▸ Task set
a: In the article on Microsoft Learning partners, what share of NetCom Information Technology's revenue comes from Microsoft training?
b: Please extend the article on Microsoft Learning partners onward from its final sentence.

[[ Document segment, beginning ]]

Global Microsoft Learning Partners Create Innovative IT Training Solutions to Address Changing Customer Needs

DENVER, July 10, 2007 – As Microsoft partners from around the globe gather for the annual Worldwide Partner Conference, a group of Microsoft Certified Partners for Learning Solutions met to discuss the changing dynamics of the professional information technology (IT) training business. Once focused on traditional, instructor-led classroom pedagogy, IT training is now a highly sophisticated industry that incorporates the most advanced high-tech tools and the latest in learning theory. “IT learning isn’t at all a straight-forward classroom experience any longer,” says Lutz Ziob, general manager for Microsoft Learning. “Our Certified Partners for Learning Solutions are pushing the envelope and developing new solutions to get customers in the door, provide them with a great learning experience, and deliver value beyond the classroom.”

PressPass asked four Microsoft Certified Partners for Learning Solutions, Russell Sarder, president and CEO of NetCom Information Technology, Pierre François, CEO of Avolys, Max Kapellman, director general of KED, and Stefano Capaldo, managing director from Training Camp UK, to describe the challenges they face and the innovations they bring to today’s IT training industry.

PressPass: Can you briefly describe the background of your IT training business?

Sarder: NetCom Information Technology is based in New York City and has been in business for over 10 years. Our methods of instruction are unique, combining the very best of Internet distributed technologies as well more traditional instructor-led classroom training. Our motto says it all: “Your decision, our expertise.” You decide on your future and we will use our expertise to help get you there. Since we began, we have served 95 percent of Fortune 500 companies, have provided training at over 10,000 different companies, and have trained over 25,000 individuals. We are the only IT training center in the United States that offers authorized training for 17 different IT vendors. However, Microsoft training is the largest component of our business, accounting for 50 percent of our revenue. We have about 100 employees and offer over 1000 courses. In addition to our headquarters and classroom facilities in the Empire State Building, we offer classes in over 100 different locations worldwide.

[[ Document segment, end ]]
[[ Given data, beginning ]]

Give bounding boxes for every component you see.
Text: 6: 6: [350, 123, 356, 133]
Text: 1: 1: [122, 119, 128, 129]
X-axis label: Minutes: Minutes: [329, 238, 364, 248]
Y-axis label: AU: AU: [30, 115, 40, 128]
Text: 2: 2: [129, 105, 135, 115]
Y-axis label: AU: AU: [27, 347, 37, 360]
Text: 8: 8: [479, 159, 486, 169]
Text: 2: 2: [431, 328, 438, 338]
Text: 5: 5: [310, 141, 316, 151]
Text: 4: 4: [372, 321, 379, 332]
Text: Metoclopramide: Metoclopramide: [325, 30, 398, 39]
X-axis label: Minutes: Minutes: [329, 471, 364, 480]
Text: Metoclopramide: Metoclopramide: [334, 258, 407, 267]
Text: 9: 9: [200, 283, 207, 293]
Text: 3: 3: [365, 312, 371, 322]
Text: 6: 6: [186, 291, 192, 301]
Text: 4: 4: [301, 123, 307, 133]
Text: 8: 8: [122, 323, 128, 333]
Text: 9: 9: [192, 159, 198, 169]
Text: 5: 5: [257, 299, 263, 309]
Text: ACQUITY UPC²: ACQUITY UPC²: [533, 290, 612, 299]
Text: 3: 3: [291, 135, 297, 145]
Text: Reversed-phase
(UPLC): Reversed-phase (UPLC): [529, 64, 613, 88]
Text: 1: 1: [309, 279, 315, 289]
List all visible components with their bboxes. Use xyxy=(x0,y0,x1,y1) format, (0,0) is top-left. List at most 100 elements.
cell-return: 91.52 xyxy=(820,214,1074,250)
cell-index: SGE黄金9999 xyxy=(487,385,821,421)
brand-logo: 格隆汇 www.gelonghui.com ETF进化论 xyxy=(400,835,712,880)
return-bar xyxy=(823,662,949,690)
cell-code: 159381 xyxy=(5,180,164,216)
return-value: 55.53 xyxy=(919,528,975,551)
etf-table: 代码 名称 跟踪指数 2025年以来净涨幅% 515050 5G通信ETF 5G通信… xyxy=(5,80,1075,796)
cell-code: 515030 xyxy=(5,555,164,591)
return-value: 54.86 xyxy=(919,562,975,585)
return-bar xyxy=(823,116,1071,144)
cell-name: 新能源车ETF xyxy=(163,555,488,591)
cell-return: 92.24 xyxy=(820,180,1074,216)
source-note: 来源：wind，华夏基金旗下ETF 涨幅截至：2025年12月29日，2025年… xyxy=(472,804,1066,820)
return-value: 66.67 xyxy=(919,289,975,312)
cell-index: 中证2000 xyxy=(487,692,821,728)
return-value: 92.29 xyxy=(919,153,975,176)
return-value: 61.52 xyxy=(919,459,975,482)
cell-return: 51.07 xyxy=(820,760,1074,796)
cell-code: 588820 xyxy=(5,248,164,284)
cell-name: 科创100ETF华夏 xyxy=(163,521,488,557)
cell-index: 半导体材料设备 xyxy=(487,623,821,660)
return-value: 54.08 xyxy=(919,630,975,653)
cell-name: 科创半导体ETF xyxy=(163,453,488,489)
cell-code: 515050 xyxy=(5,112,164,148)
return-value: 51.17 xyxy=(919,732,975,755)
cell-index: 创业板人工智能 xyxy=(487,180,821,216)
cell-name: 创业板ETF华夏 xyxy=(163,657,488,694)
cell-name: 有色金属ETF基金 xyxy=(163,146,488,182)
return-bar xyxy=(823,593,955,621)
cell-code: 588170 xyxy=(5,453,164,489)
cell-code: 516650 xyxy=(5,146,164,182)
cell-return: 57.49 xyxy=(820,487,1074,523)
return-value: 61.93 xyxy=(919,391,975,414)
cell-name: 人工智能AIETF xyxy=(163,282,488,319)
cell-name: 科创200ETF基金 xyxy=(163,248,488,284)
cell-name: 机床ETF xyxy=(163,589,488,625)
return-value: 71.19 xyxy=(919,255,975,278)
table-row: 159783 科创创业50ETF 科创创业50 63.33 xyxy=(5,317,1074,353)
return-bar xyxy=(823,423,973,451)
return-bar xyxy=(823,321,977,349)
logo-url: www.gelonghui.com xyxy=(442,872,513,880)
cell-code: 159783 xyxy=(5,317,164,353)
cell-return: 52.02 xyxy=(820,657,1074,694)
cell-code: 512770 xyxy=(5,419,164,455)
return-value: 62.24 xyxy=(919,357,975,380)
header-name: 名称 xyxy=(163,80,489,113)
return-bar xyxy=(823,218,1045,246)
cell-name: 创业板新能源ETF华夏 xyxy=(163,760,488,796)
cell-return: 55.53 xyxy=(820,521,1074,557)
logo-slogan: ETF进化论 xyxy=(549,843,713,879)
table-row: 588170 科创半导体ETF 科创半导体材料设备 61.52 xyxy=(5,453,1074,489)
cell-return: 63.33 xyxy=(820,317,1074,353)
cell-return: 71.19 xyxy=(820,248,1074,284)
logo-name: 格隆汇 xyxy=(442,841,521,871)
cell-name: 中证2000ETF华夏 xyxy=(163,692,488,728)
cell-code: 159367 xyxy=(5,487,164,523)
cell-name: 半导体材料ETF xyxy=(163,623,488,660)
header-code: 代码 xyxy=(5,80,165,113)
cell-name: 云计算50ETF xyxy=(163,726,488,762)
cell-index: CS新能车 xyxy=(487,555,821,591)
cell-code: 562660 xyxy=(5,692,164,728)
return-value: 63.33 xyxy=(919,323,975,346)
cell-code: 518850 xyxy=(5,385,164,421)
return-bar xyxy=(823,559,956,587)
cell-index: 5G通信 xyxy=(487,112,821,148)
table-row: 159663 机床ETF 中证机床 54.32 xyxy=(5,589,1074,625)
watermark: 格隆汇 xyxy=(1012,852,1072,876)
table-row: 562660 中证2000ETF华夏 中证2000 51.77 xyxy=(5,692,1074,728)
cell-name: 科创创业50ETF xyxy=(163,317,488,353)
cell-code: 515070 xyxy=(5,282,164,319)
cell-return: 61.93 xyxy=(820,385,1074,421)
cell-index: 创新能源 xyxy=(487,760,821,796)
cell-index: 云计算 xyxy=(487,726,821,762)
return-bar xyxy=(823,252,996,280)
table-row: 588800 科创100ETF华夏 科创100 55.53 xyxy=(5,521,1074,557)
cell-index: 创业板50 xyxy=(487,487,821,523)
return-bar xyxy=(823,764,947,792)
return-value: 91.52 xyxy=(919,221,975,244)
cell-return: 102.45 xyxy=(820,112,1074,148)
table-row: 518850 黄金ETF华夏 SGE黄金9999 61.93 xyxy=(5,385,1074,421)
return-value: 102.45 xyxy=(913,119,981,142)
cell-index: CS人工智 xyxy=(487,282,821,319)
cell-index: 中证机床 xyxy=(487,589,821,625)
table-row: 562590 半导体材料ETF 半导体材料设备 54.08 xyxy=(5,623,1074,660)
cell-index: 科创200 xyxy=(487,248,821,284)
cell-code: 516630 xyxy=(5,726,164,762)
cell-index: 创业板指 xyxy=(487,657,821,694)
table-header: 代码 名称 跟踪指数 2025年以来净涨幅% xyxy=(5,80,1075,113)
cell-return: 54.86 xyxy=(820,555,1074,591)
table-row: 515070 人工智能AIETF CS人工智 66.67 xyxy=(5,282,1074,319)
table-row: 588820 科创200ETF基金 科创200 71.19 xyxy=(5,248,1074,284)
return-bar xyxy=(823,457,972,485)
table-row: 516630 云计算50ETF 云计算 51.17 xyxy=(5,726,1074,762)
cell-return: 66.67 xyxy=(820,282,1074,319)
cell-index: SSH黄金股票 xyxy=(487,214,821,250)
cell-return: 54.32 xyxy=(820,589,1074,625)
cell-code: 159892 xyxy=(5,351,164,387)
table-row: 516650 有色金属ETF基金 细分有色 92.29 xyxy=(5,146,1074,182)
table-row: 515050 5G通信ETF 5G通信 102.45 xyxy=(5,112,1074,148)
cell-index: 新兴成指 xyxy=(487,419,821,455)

[[ Given data, end ]]

▸ Per-task answers
a: 50 percent.

b:
François: Avolys has been a Microsoft training partner since 1993, with 54 locations in France. We were the first Certified Partner for Learning Solutions in France, and we now have about 21 percent of French market share in Microsoft training. Avolys employs 600 people and offers coursework in over 300 classrooms.

Kapellmann: KED is based in Mexico City and has provided quality customized IT training courses for over 15 years. We also have Microsoft Custom Development and Certified Software Advisor (CSA) competencies, and have developed the Cuestionario 911 application for the Mexican government, which connects 300,000 schools across the country and provides online services for 25 million people. In terms of providing Microsoft technology training, we employ 35 Microsoft Certified Trainers and can deliver training for all the Microsoft official curriculum, in three different ways: instructor-led training, and online asynchronous or synchronous modes.

Capaldo: The Training Camp concept is relatively simple: we provide accelerated IT training and certification in a residential setting. It’s also a principle of learning and a way of delivering knowledge to different learning styles. Our primary facility in the United Kingdom is in Oxfordshire, though we have five regional locations elsewhere in England, Scotland and Ireland.

We each learn in different ways, be it visual, tactile and auditory, and everyone has a way of learning that suits them best. By rotating these approaches throughout the day, we target each person’s preferred style – and reinforce information through the other two. We are the largest provider of accelerated IT training within Europe and the United States, and globally we are US$30 million company.

PressPass: What are the top challenges that you face in today’s IT training marketplace?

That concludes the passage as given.